- **Requirements**: From the logistic regression overview below, extract the passage that opens with the words containing "approaches such as" and closes with "can be compared.". Copy it word for word.

Logistic Overview

Some strengths of logistic regression models include their often being quite accurate, their ability to handle symbolic and numeric input fields, and their ability to give predicted probabilities for all target categories so that a second-best guess can easily be identified. Logistic models are most effective when group membership is a truly categorical

field; if group membership is based on values of a continuous range field, you should consider using linear regression to take advantage of the richer information offered by the full range of values. Logistic models can also perform automatic field selection, although other

approaches such as tree models or Feature Selection might do this more quickly on large datasets. Finally, since logistic models are well understood by many analysts and data miners, they may be used by some as a baseline against which other modeling techniques can be compared.

The Logistic node offers two different procedures behind the scenes to estimate logistic regression models, each of which offers some distinct options for input settings and featuring in some situations somewhat different output:

  • Nominal Regression, which fits multi-class nominal response logistic models, and binary response logistic models as special cases
  • Logistic Regression, which fits binary response logistic models

Nominal Regression

The default procedure in the Logistic node fits nominal response logistic models for binary or nominal multi-class outcomes. One category of the outcome is specified as the Base or reference category, and for a target with K categories, K-1 logits are formed, each used to predict the odds of responding in a specified category relative to the reference category. You can control the specified Base or reference category.

- **Supplied material**:
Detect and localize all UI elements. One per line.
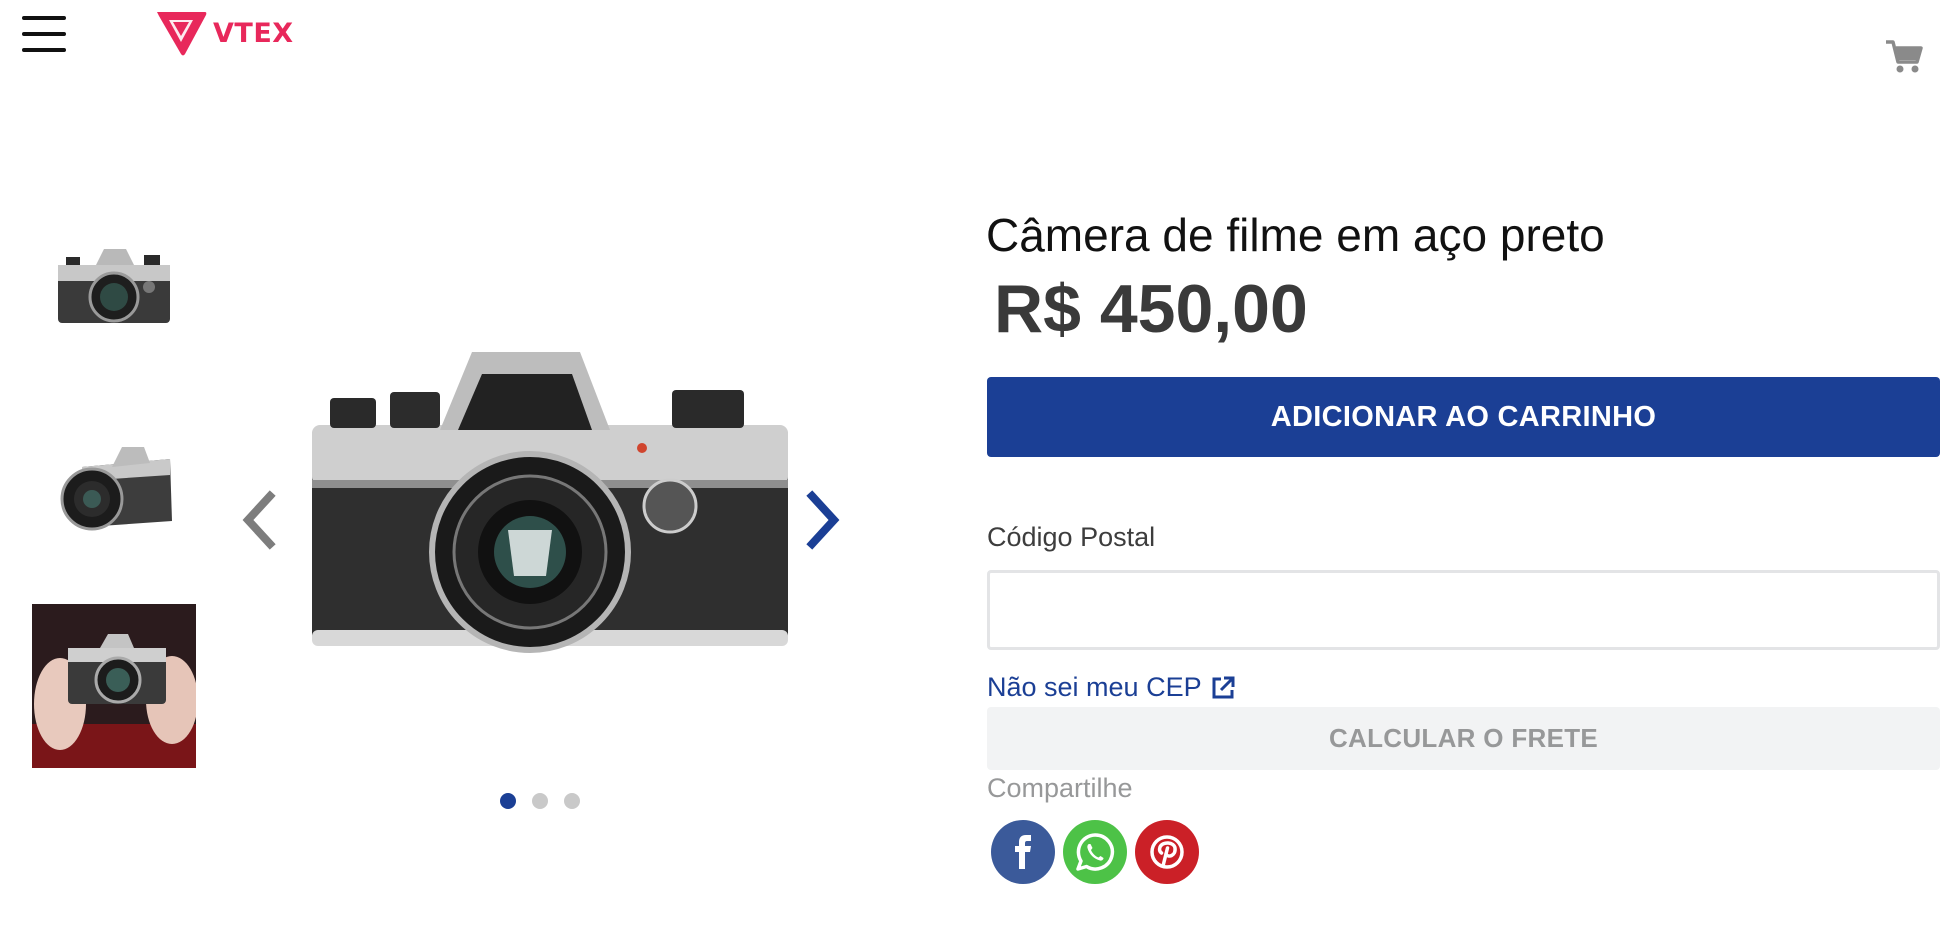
unknown-cep-link[interactable]: Não sei meu CEP bbox=[987, 672, 1236, 703]
product-main-image bbox=[312, 352, 788, 653]
share-label: Compartilhe bbox=[987, 773, 1133, 803]
facebook-icon bbox=[1015, 835, 1031, 869]
logo-text: VTEX bbox=[213, 17, 294, 49]
postal-code-label: Código Postal bbox=[987, 522, 1156, 552]
chevron-right-icon[interactable] bbox=[800, 490, 844, 550]
menu-bar bbox=[22, 16, 66, 20]
cep-link-text: Não sei meu CEP bbox=[987, 672, 1202, 702]
carousel-dot-3[interactable] bbox=[564, 793, 580, 809]
gallery-thumbnail-3[interactable] bbox=[32, 604, 196, 768]
hamburger-menu-button[interactable] bbox=[22, 14, 66, 54]
postal-code-input[interactable] bbox=[987, 570, 1940, 650]
menu-bar bbox=[22, 48, 66, 52]
gallery-thumbnail-2[interactable] bbox=[32, 405, 196, 569]
cart-icon[interactable] bbox=[1884, 36, 1924, 76]
carousel-dots bbox=[500, 793, 580, 809]
calculate-shipping-button[interactable]: CALCULAR O FRETE bbox=[987, 707, 1940, 770]
vtex-logo-icon bbox=[157, 12, 207, 56]
camera-in-hands-thumbnail bbox=[32, 604, 196, 768]
carousel-dot-2[interactable] bbox=[532, 793, 548, 809]
menu-bar bbox=[22, 32, 66, 36]
gallery-thumbnail-1[interactable] bbox=[32, 206, 196, 370]
store-logo[interactable]: VTEX bbox=[155, 10, 294, 56]
share-pinterest-button[interactable] bbox=[1135, 820, 1199, 884]
pinterest-icon bbox=[1150, 835, 1184, 869]
product-price: R$ 450,00 bbox=[994, 271, 1308, 347]
add-to-cart-button[interactable]: ADICIONAR AO CARRINHO bbox=[987, 377, 1940, 457]
chevron-left-icon[interactable] bbox=[238, 490, 282, 550]
carousel-dot-1[interactable] bbox=[500, 793, 516, 809]
product-name: Câmera de filme em aço preto bbox=[986, 209, 1605, 261]
camera-front-thumbnail bbox=[58, 249, 170, 323]
external-link-icon bbox=[1212, 676, 1235, 698]
camera-angle-thumbnail bbox=[60, 447, 172, 531]
share-whatsapp-button[interactable] bbox=[1063, 820, 1127, 884]
whatsapp-icon bbox=[1076, 833, 1115, 871]
share-facebook-button[interactable] bbox=[991, 820, 1055, 884]
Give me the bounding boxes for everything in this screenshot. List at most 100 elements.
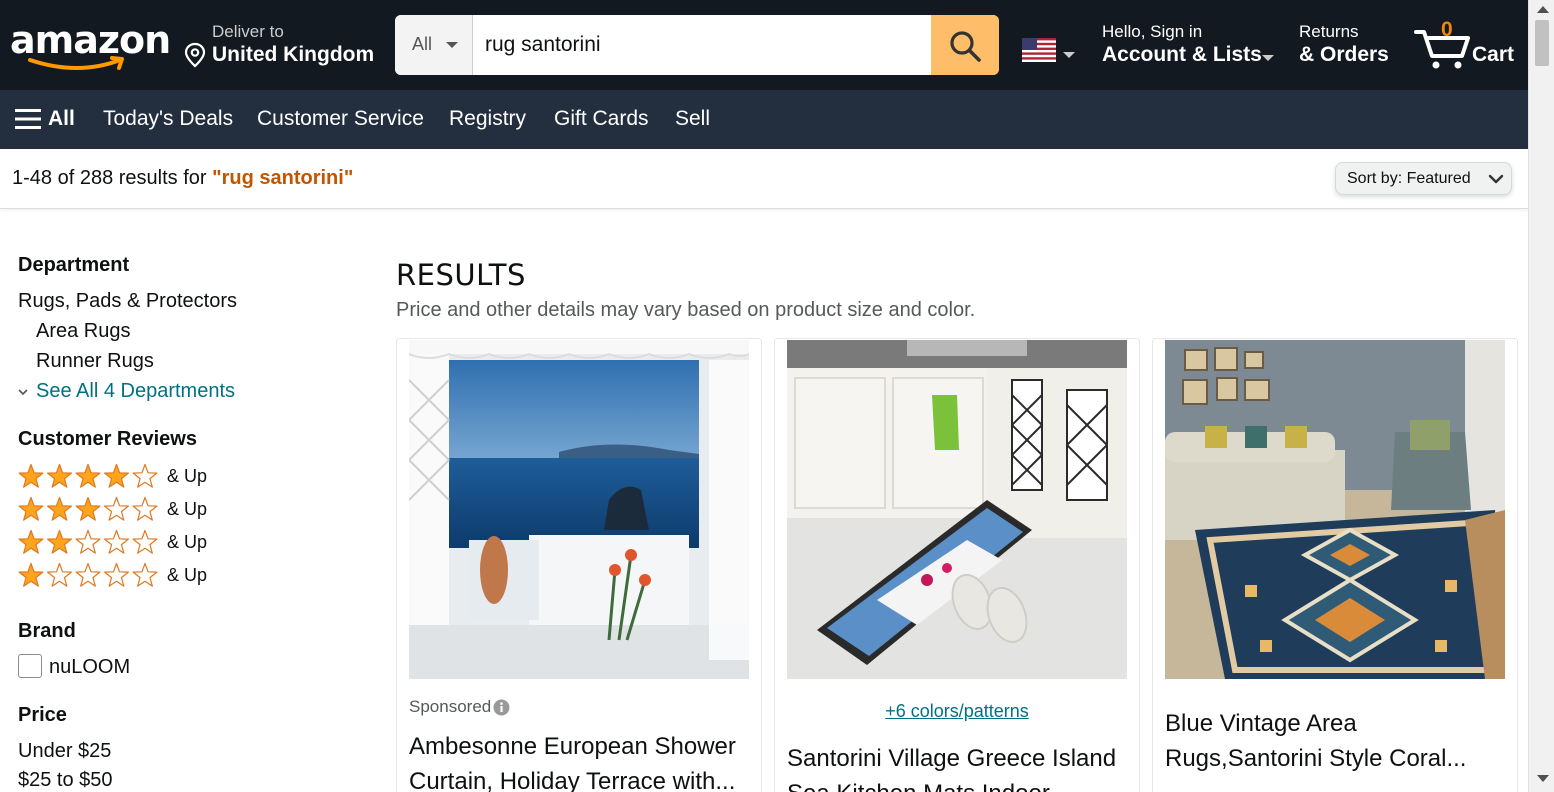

- **Final result**:
approaches such as tree models or Feature Selection might do this more quickly on large datasets. Finally, since logistic models are well understood by many analysts and data miners, they may be used by some as a baseline against which other modeling techniques can be compared.